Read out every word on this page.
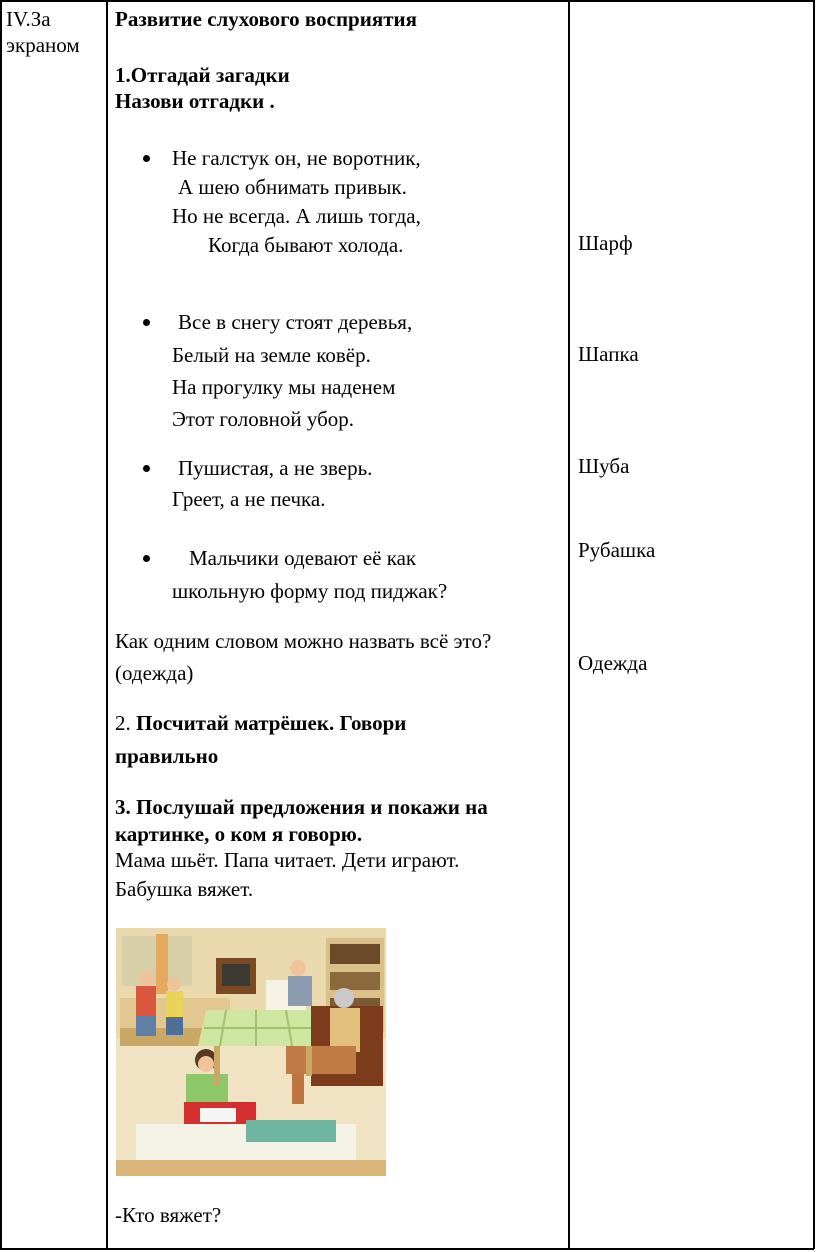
IV.За
экраном
Развитие слухового восприятия
1.Отгадай загадки
Назови отгадки .
Не галстук он, не воротник,
А шею обнимать привык.
Но не всегда. А лишь тогда,
Когда бывают холода.
Все в снегу стоят деревья,
Белый на земле ковёр.
На прогулку мы наденем
Этот головной убор.
Пушистая, а не зверь.
Греет, а не печка.
Мальчики одевают её как
школьную форму под пиджак?
Как одним словом можно назвать всё это?
(одежда)
2. Посчитай матрёшек. Говори
правильно
3. Послушай предложения и покажи на
картинке, о ком я говорю.
Мама шьёт. Папа читает. Дети играют.
Бабушка вяжет.
-Кто вяжет?
Шарф
Шапка
Шуба
Рубашка
Одежда
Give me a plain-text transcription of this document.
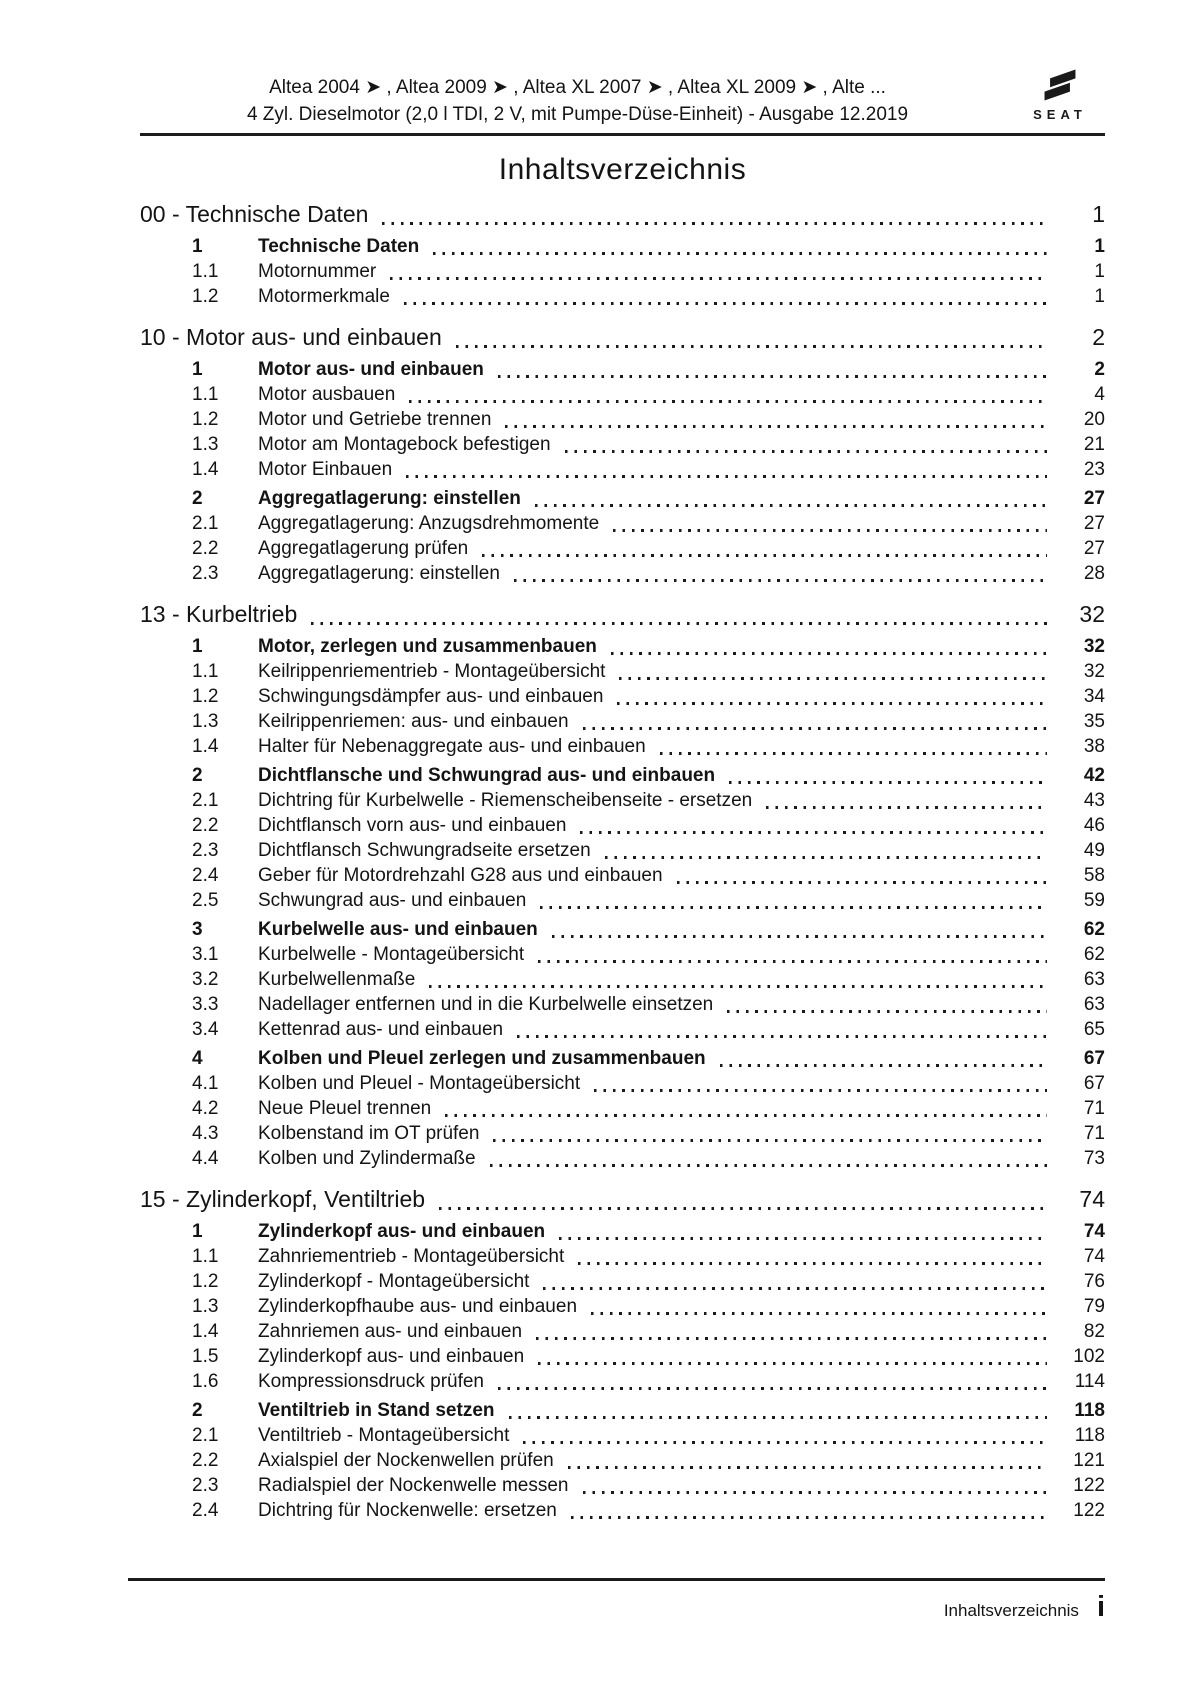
Altea 2004 ➤ , Altea 2009 ➤ , Altea XL 2007 ➤ , Altea XL 2009 ➤ , Alte ...
4 Zyl. Dieselmotor (2,0 l TDI, 2 V, mit Pumpe-Düse-Einheit) - Ausgabe 12.2019	SEAT
Inhaltsverzeichnis
00 - Technische Daten	1
1	Technische Daten	1
1.1	Motornummer	1
1.2	Motormerkmale	1
10 - Motor aus- und einbauen	2
1	Motor aus- und einbauen	2
1.1	Motor ausbauen	4
1.2	Motor und Getriebe trennen	20
1.3	Motor am Montagebock befestigen	21
1.4	Motor Einbauen	23
2	Aggregatlagerung: einstellen	27
2.1	Aggregatlagerung: Anzugsdrehmomente	27
2.2	Aggregatlagerung prüfen	27
2.3	Aggregatlagerung: einstellen	28
13 - Kurbeltrieb	32
1	Motor, zerlegen und zusammenbauen	32
1.1	Keilrippenriementrieb - Montageübersicht	32
1.2	Schwingungsdämpfer aus- und einbauen	34
1.3	Keilrippenriemen: aus- und einbauen	35
1.4	Halter für Nebenaggregate aus- und einbauen	38
2	Dichtflansche und Schwungrad aus- und einbauen	42
2.1	Dichtring für Kurbelwelle - Riemenscheibenseite - ersetzen	43
2.2	Dichtflansch vorn aus- und einbauen	46
2.3	Dichtflansch Schwungradseite ersetzen	49
2.4	Geber für Motordrehzahl G28 aus und einbauen	58
2.5	Schwungrad aus- und einbauen	59
3	Kurbelwelle aus- und einbauen	62
3.1	Kurbelwelle - Montageübersicht	62
3.2	Kurbelwellenmaße	63
3.3	Nadellager entfernen und in die Kurbelwelle einsetzen	63
3.4	Kettenrad aus- und einbauen	65
4	Kolben und Pleuel zerlegen und zusammenbauen	67
4.1	Kolben und Pleuel - Montageübersicht	67
4.2	Neue Pleuel trennen	71
4.3	Kolbenstand im OT prüfen	71
4.4	Kolben und Zylindermaße	73
15 - Zylinderkopf, Ventiltrieb	74
1	Zylinderkopf aus- und einbauen	74
1.1	Zahnriementrieb - Montageübersicht	74
1.2	Zylinderkopf - Montageübersicht	76
1.3	Zylinderkopfhaube aus- und einbauen	79
1.4	Zahnriemen aus- und einbauen	82
1.5	Zylinderkopf aus- und einbauen	102
1.6	Kompressionsdruck prüfen	114
2	Ventiltrieb in Stand setzen	118
2.1	Ventiltrieb - Montageübersicht	118
2.2	Axialspiel der Nockenwellen prüfen	121
2.3	Radialspiel der Nockenwelle messen	122
2.4	Dichtring für Nockenwelle: ersetzen	122
Inhaltsverzeichnis i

===

Given instruction =>
Examine the records and pull out every line where the string "this" occurs.

Answer below =>
Read out every word on this page.
Give me a plain-text transcription of this document.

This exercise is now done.